— Records for this exercise —
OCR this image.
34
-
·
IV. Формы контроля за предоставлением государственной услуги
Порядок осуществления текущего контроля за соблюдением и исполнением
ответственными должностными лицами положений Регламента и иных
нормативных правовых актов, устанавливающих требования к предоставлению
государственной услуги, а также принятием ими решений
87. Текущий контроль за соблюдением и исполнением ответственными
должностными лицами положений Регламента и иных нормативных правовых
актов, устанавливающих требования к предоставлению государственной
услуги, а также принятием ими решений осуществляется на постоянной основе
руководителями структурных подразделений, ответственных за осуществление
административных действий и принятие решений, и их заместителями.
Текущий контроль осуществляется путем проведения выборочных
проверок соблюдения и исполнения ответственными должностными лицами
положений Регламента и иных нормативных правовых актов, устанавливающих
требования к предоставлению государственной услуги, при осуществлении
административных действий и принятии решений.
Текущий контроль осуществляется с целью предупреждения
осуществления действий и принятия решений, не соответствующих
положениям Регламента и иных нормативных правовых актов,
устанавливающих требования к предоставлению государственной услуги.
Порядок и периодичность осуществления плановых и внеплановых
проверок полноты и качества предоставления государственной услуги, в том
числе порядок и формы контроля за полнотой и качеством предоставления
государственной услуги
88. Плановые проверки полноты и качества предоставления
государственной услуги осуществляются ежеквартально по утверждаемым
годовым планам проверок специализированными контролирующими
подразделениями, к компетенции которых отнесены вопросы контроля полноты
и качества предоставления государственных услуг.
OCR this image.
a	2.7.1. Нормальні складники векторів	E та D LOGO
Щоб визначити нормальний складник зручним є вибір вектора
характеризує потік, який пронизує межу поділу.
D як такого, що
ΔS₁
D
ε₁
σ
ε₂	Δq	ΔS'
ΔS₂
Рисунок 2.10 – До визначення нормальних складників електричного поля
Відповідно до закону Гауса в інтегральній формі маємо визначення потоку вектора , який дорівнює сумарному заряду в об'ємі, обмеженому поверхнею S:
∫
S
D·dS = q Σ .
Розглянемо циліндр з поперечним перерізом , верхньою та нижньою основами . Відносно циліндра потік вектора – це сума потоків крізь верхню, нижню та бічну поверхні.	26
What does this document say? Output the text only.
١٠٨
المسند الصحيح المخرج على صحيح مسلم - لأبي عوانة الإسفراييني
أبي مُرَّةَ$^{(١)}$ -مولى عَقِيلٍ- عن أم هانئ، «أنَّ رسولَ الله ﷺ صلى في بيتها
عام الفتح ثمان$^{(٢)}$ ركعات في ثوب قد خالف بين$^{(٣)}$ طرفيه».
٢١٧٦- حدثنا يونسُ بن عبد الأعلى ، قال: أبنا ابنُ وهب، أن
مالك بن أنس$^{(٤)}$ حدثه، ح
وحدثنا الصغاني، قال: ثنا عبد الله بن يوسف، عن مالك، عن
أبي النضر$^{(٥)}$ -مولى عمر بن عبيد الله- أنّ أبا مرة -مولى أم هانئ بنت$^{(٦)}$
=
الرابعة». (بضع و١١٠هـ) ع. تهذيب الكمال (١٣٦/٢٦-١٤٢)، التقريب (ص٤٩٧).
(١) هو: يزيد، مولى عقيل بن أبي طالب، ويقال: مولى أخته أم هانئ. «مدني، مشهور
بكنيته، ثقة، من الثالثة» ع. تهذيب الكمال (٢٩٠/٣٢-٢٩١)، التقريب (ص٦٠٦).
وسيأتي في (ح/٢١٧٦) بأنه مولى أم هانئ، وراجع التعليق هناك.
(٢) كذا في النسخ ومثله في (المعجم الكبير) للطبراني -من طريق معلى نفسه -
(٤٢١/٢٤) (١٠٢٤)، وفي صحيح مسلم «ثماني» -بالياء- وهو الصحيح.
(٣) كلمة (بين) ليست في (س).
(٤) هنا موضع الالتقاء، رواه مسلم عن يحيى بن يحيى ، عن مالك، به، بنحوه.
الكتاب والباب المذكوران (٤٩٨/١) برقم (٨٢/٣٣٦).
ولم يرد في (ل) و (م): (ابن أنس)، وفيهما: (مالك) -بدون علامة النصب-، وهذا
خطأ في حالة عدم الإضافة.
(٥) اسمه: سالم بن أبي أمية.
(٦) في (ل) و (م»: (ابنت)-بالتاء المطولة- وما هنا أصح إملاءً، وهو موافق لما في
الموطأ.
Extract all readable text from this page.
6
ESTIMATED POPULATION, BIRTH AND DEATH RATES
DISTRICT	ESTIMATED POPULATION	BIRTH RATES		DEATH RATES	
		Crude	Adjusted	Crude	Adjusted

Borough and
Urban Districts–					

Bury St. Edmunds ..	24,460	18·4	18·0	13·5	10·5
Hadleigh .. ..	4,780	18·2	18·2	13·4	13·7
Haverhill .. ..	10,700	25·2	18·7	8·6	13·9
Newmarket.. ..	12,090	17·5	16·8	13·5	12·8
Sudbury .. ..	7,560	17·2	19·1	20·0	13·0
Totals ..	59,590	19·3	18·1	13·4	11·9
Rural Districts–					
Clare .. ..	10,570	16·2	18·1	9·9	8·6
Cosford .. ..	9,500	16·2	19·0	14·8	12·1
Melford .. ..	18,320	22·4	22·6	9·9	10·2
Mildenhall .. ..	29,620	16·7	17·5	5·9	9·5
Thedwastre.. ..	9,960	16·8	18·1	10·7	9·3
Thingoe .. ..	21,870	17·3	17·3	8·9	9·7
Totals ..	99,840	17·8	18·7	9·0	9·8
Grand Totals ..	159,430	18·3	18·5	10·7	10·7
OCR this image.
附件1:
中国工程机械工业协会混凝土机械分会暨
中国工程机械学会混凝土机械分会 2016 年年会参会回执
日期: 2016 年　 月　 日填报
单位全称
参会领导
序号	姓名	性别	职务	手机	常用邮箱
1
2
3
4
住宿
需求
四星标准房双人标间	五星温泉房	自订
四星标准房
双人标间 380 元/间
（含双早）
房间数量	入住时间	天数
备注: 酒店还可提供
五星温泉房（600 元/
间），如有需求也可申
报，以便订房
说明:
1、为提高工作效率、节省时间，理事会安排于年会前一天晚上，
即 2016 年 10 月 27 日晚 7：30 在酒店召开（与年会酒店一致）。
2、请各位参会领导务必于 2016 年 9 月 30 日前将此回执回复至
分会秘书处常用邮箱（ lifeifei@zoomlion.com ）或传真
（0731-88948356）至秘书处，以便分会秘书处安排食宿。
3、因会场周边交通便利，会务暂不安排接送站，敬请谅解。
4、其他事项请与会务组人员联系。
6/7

— Written problem —
Copy out all lines from the material above that contain the string "مسلم".

— Written solution —
المسند الصحيح المخرج على صحيح مسلم - لأبي عوانة الإسفراييني
(٤٢١/٢٤) (١٠٢٤)، وفي صحيح مسلم «ثماني» -بالياء- وهو الصحيح.
(٤) هنا موضع الالتقاء، رواه مسلم عن يحيى بن يحيى ، عن مالك، به، بنحوه.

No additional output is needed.